What is expected:
Write out all the lines again, precisely as they stand, but without the images.

Stored records:
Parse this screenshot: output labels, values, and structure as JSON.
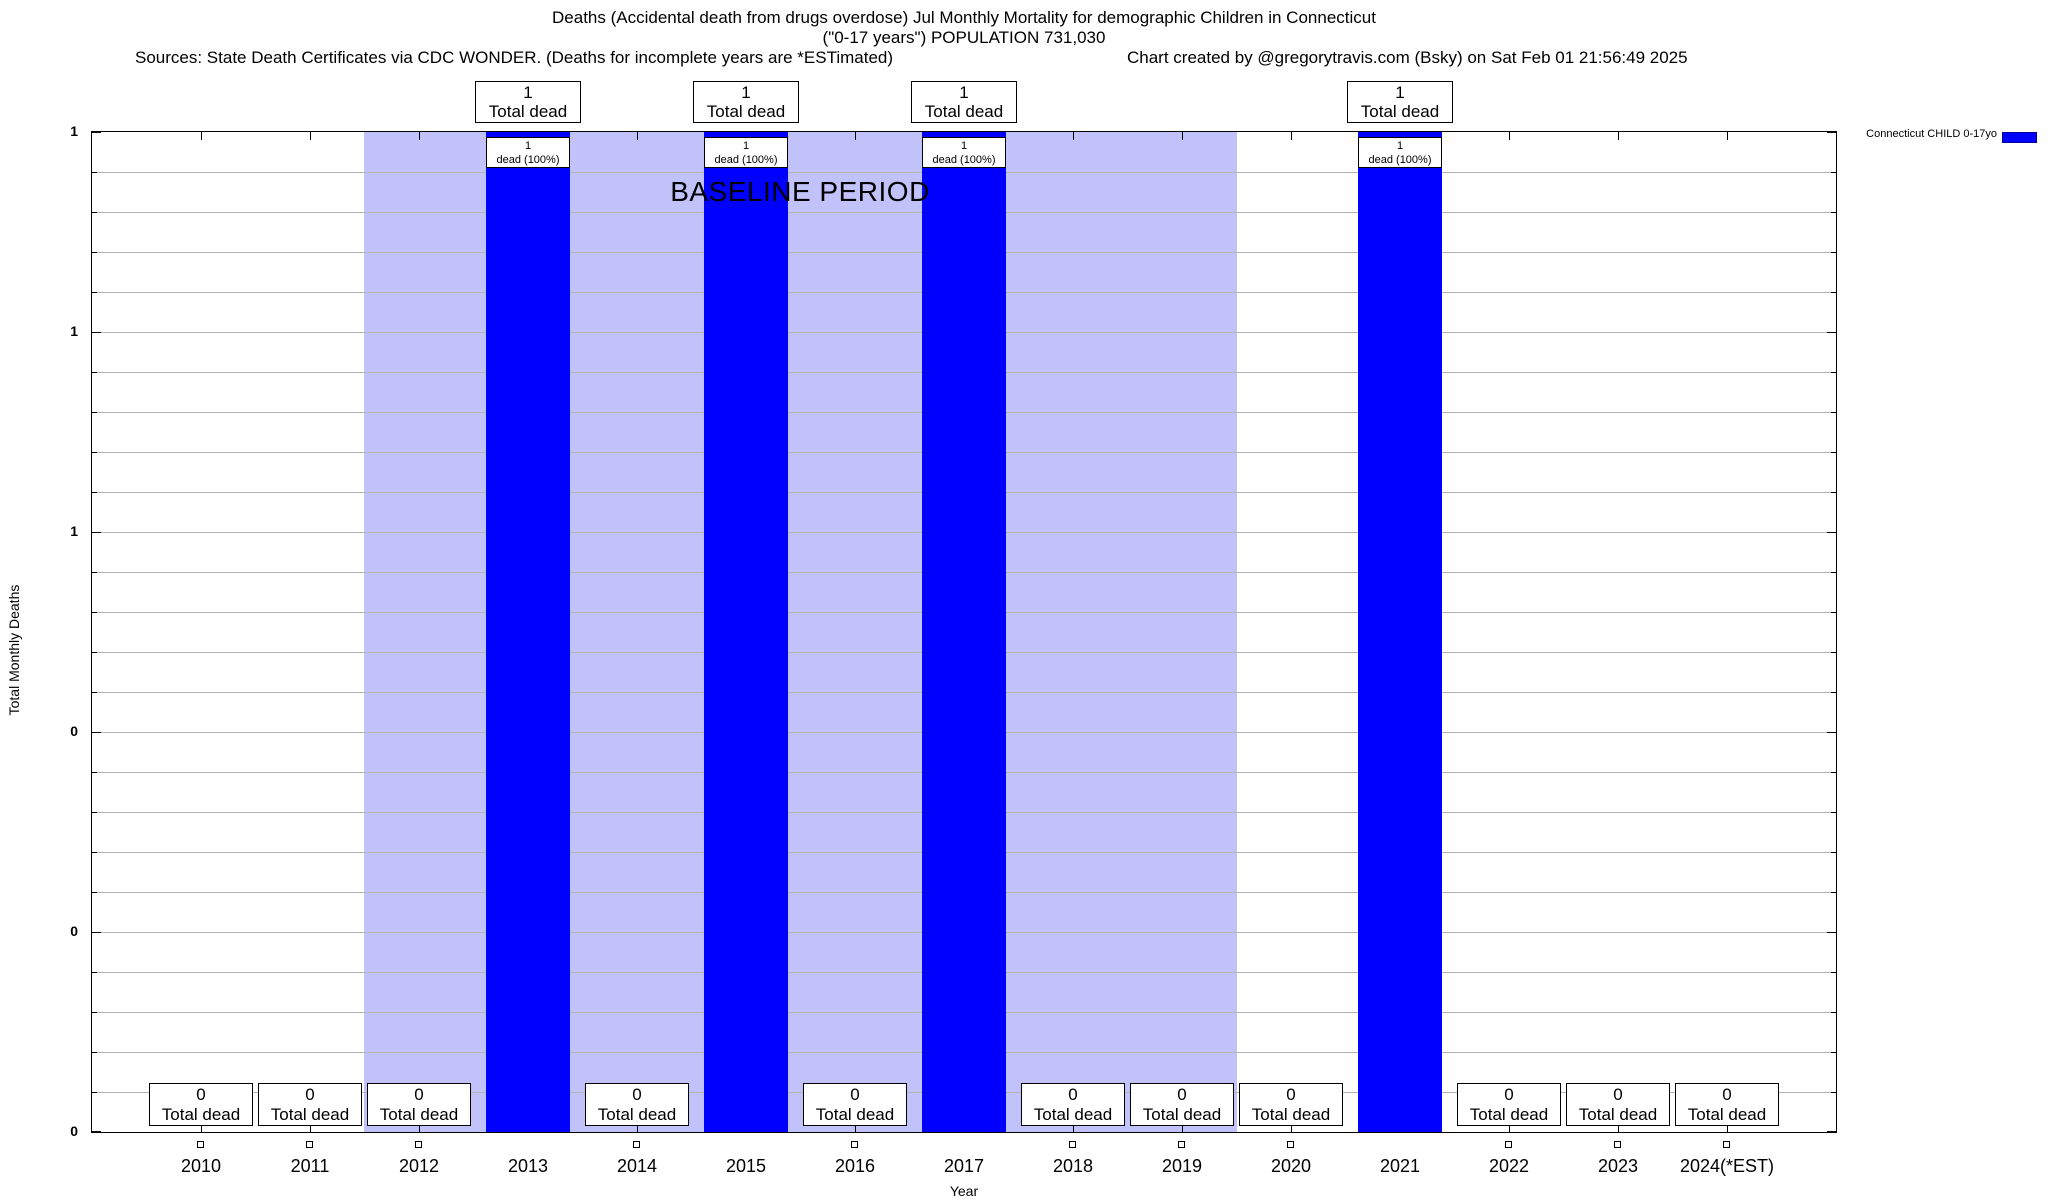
{
  "header": {
    "title_line1": "Deaths (Accidental death from drugs overdose) Jul Monthly Mortality for demographic Children in Connecticut",
    "title_line2": "(\"0-17 years\") POPULATION 731,030",
    "sources": "Sources: State Death Certificates via CDC WONDER. (Deaths for incomplete years are *ESTimated)",
    "credit": "Chart created by @gregorytravis.com (Bsky) on Sat Feb 01 21:56:49 2025"
  },
  "legend": {
    "label": "Connecticut CHILD 0-17yo",
    "swatch_color": "#0000ff"
  },
  "annotations": {
    "baseline_label": "BASELINE PERIOD"
  },
  "labels": {
    "nonzero_box_line1": "1",
    "nonzero_box_line2": "Total dead",
    "inbar_box_line1": "1",
    "inbar_box_line2": "dead (100%)",
    "zero_box_line1": "0",
    "zero_box_line2": "Total dead"
  },
  "chart_data": {
    "type": "bar",
    "title": "Deaths (Accidental death from drugs overdose) Jul Monthly Mortality for demographic Children in Connecticut (\"0-17 years\") POPULATION 731,030",
    "categories": [
      "2010",
      "2011",
      "2012",
      "2013",
      "2014",
      "2015",
      "2016",
      "2017",
      "2018",
      "2019",
      "2020",
      "2021",
      "2022",
      "2023",
      "2024(*EST)"
    ],
    "series": [
      {
        "name": "Connecticut CHILD 0-17yo",
        "values": [
          0,
          0,
          0,
          1,
          0,
          1,
          0,
          1,
          0,
          0,
          0,
          1,
          0,
          0,
          0
        ]
      }
    ],
    "xlabel": "Year",
    "ylabel": "Total Monthly Deaths",
    "ylim": [
      0,
      1
    ],
    "y_major_tick_values": [
      0,
      0.2,
      0.4,
      0.6,
      0.8,
      1.0
    ],
    "y_tick_labels_bottom_to_top": [
      "0",
      "0",
      "0",
      "1",
      "1",
      "1"
    ],
    "grid": "horizontal minor gridlines, 5 per major division",
    "legend_position": "top-right-outside",
    "baseline_period": {
      "label": "BASELINE PERIOD",
      "from_year": 2012,
      "to_year": 2019
    },
    "bar_annotations_nonzero_years": {
      "above_plot": [
        "1",
        "Total dead"
      ],
      "at_bar_top": [
        "1",
        "dead (100%)"
      ]
    },
    "bar_annotations_zero_years": {
      "above_axis": [
        "0",
        "Total dead"
      ],
      "marker_below_axis": "open-square"
    },
    "colors": {
      "bar": "#0000ff",
      "baseline_band": "#c2c2fb",
      "gridline": "#b4b4b4",
      "annotation_box_fill": "#ffffff",
      "annotation_box_border": "#000000",
      "text": "#000000"
    }
  }
}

Solution to this task:
Parse this screenshot: output labels, values, and structure as JSON.
{
  "header": {
    "title_line1": "Deaths (Accidental death from drugs overdose) Jul Monthly Mortality for demographic Children in Connecticut",
    "title_line2": "(\"0-17 years\") POPULATION 731,030",
    "sources": "Sources: State Death Certificates via CDC WONDER. (Deaths for incomplete years are *ESTimated)",
    "credit": "Chart created by @gregorytravis.com (Bsky) on Sat Feb 01 21:56:49 2025"
  },
  "legend": {
    "label": "Connecticut CHILD 0-17yo",
    "swatch_color": "#0000ff"
  },
  "annotations": {
    "baseline_label": "BASELINE PERIOD"
  },
  "labels": {
    "nonzero_box_line1": "1",
    "nonzero_box_line2": "Total dead",
    "inbar_box_line1": "1",
    "inbar_box_line2": "dead (100%)",
    "zero_box_line1": "0",
    "zero_box_line2": "Total dead"
  },
  "chart_data": {
    "type": "bar",
    "title": "Deaths (Accidental death from drugs overdose) Jul Monthly Mortality for demographic Children in Connecticut (\"0-17 years\") POPULATION 731,030",
    "categories": [
      "2010",
      "2011",
      "2012",
      "2013",
      "2014",
      "2015",
      "2016",
      "2017",
      "2018",
      "2019",
      "2020",
      "2021",
      "2022",
      "2023",
      "2024(*EST)"
    ],
    "series": [
      {
        "name": "Connecticut CHILD 0-17yo",
        "values": [
          0,
          0,
          0,
          1,
          0,
          1,
          0,
          1,
          0,
          0,
          0,
          1,
          0,
          0,
          0
        ]
      }
    ],
    "xlabel": "Year",
    "ylabel": "Total Monthly Deaths",
    "ylim": [
      0,
      1
    ],
    "y_major_tick_values": [
      0,
      0.2,
      0.4,
      0.6,
      0.8,
      1.0
    ],
    "y_tick_labels_bottom_to_top": [
      "0",
      "0",
      "0",
      "1",
      "1",
      "1"
    ],
    "grid": "horizontal minor gridlines, 5 per major division",
    "legend_position": "top-right-outside",
    "baseline_period": {
      "label": "BASELINE PERIOD",
      "from_year": 2012,
      "to_year": 2019
    },
    "bar_annotations_nonzero_years": {
      "above_plot": [
        "1",
        "Total dead"
      ],
      "at_bar_top": [
        "1",
        "dead (100%)"
      ]
    },
    "bar_annotations_zero_years": {
      "above_axis": [
        "0",
        "Total dead"
      ],
      "marker_below_axis": "open-square"
    },
    "colors": {
      "bar": "#0000ff",
      "baseline_band": "#c2c2fb",
      "gridline": "#b4b4b4",
      "annotation_box_fill": "#ffffff",
      "annotation_box_border": "#000000",
      "text": "#000000"
    }
  }
}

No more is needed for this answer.